-- START EXTRACTED DATA --

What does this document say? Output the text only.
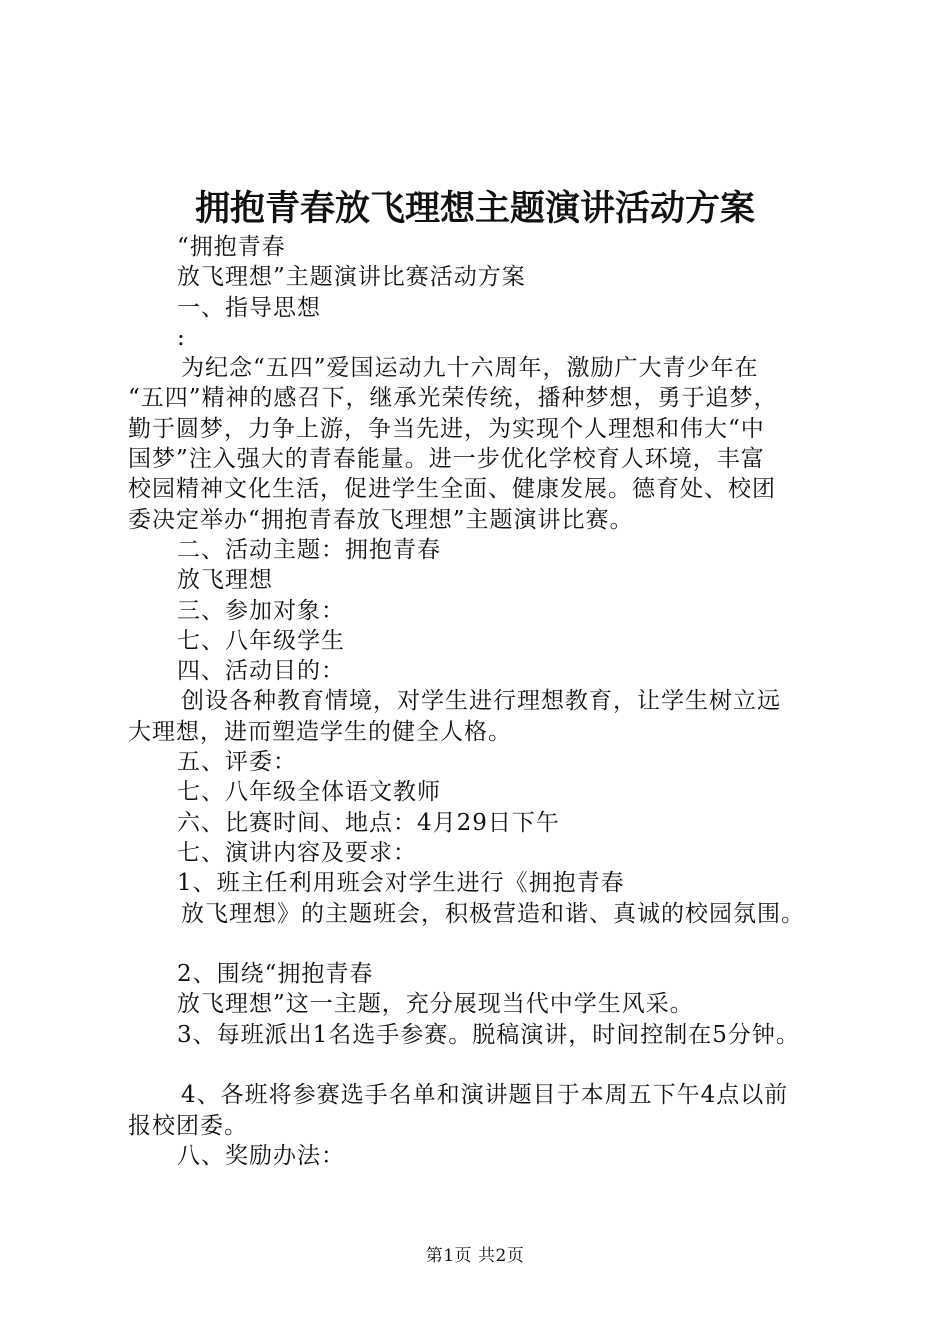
拥抱青春放飞理想主题演讲活动方案
“拥抱青春
放飞理想”主题演讲比赛活动方案
一、指导思想
:
为纪念“五四”爱国运动九十六周年，激励广大青少年在
“五四”精神的感召下，继承光荣传统，播种梦想，勇于追梦，
勤于圆梦，力争上游，争当先进，为实现个人理想和伟大“中
国梦”注入强大的青春能量。进一步优化学校育人环境，丰富
校园精神文化生活，促进学生全面、健康发展。德育处、校团
委决定举办“拥抱青春放飞理想”主题演讲比赛。
二、活动主题：拥抱青春
放飞理想
三、参加对象：
七、八年级学生
四、活动目的：
创设各种教育情境，对学生进行理想教育，让学生树立远
大理想，进而塑造学生的健全人格。
五、评委：
七、八年级全体语文教师
六、比赛时间、地点：4月29日下午
七、演讲内容及要求：
1、班主任利用班会对学生进行《拥抱青春
放飞理想》的主题班会，积极营造和谐、真诚的校园氛围。
2、围绕“拥抱青春
放飞理想”这一主题，充分展现当代中学生风采。
3、每班派出1名选手参赛。脱稿演讲，时间控制在5分钟。
4、各班将参赛选手名单和演讲题目于本周五下午4点以前
报校团委。
八、奖励办法：
第1页 共2页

-- END EXTRACTED DATA --

> [WHAT YOU SHOULD DO] Pictures in the data above should not be copied; transcribe everything else exactly.

> [COMPLETE OUTPUT]
What does this document say? Output the text only.
拥抱青春放飞理想主题演讲活动方案
“拥抱青春
放飞理想”主题演讲比赛活动方案
一、指导思想
:
为纪念“五四”爱国运动九十六周年，激励广大青少年在
“五四”精神的感召下，继承光荣传统，播种梦想，勇于追梦，
勤于圆梦，力争上游，争当先进，为实现个人理想和伟大“中
国梦”注入强大的青春能量。进一步优化学校育人环境，丰富
校园精神文化生活，促进学生全面、健康发展。德育处、校团
委决定举办“拥抱青春放飞理想”主题演讲比赛。
二、活动主题：拥抱青春
放飞理想
三、参加对象：
七、八年级学生
四、活动目的：
创设各种教育情境，对学生进行理想教育，让学生树立远
大理想，进而塑造学生的健全人格。
五、评委：
七、八年级全体语文教师
六、比赛时间、地点：4月29日下午
七、演讲内容及要求：
1、班主任利用班会对学生进行《拥抱青春
放飞理想》的主题班会，积极营造和谐、真诚的校园氛围。
2、围绕“拥抱青春
放飞理想”这一主题，充分展现当代中学生风采。
3、每班派出1名选手参赛。脱稿演讲，时间控制在5分钟。
4、各班将参赛选手名单和演讲题目于本周五下午4点以前
报校团委。
八、奖励办法：
第1页 共2页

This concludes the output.